## RECORDS PROVIDED
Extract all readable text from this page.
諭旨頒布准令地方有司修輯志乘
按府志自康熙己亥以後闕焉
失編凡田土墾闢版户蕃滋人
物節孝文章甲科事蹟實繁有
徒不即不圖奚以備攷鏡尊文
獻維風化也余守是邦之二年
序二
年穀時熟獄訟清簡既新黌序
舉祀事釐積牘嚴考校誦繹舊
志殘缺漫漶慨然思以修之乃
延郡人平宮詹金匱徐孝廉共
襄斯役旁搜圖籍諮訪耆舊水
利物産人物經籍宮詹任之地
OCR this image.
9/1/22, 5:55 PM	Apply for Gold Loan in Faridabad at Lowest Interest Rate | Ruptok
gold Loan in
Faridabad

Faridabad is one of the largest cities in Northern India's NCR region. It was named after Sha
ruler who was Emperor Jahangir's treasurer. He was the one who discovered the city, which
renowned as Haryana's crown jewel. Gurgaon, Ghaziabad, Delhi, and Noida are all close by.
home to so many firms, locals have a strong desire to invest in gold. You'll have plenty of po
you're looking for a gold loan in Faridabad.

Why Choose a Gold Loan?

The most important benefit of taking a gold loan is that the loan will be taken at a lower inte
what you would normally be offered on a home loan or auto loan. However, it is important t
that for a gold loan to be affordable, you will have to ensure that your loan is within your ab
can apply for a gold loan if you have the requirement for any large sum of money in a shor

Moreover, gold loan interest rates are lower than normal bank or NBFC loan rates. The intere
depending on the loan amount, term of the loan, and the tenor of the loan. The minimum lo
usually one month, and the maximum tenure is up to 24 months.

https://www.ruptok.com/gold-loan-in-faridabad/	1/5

## WHAT TO DO
The records above must be repeated exactly, every one of them.

## FULL RESPONSE
Extract all readable text from this page.
諭旨頒布准令地方有司修輯志乘
按府志自康熙己亥以後闕焉
失編凡田土墾闢版户蕃滋人
物節孝文章甲科事蹟實繁有
徒不即不圖奚以備攷鏡尊文
獻維風化也余守是邦之二年
序二
年穀時熟獄訟清簡既新黌序
舉祀事釐積牘嚴考校誦繹舊
志殘缺漫漶慨然思以修之乃
延郡人平宮詹金匱徐孝廉共
襄斯役旁搜圖籍諮訪耆舊水
利物産人物經籍宮詹任之地
OCR this image.
9/1/22, 5:55 PM	Apply for Gold Loan in Faridabad at Lowest Interest Rate | Ruptok
gold Loan in
Faridabad

Faridabad is one of the largest cities in Northern India's NCR region. It was named after Sha
ruler who was Emperor Jahangir's treasurer. He was the one who discovered the city, which
renowned as Haryana's crown jewel. Gurgaon, Ghaziabad, Delhi, and Noida are all close by.
home to so many firms, locals have a strong desire to invest in gold. You'll have plenty of po
you're looking for a gold loan in Faridabad.

Why Choose a Gold Loan?

The most important benefit of taking a gold loan is that the loan will be taken at a lower inte
what you would normally be offered on a home loan or auto loan. However, it is important t
that for a gold loan to be affordable, you will have to ensure that your loan is within your ab
can apply for a gold loan if you have the requirement for any large sum of money in a shor

Moreover, gold loan interest rates are lower than normal bank or NBFC loan rates. The intere
depending on the loan amount, term of the loan, and the tenor of the loan. The minimum lo
usually one month, and the maximum tenure is up to 24 months.

https://www.ruptok.com/gold-loan-in-faridabad/	1/5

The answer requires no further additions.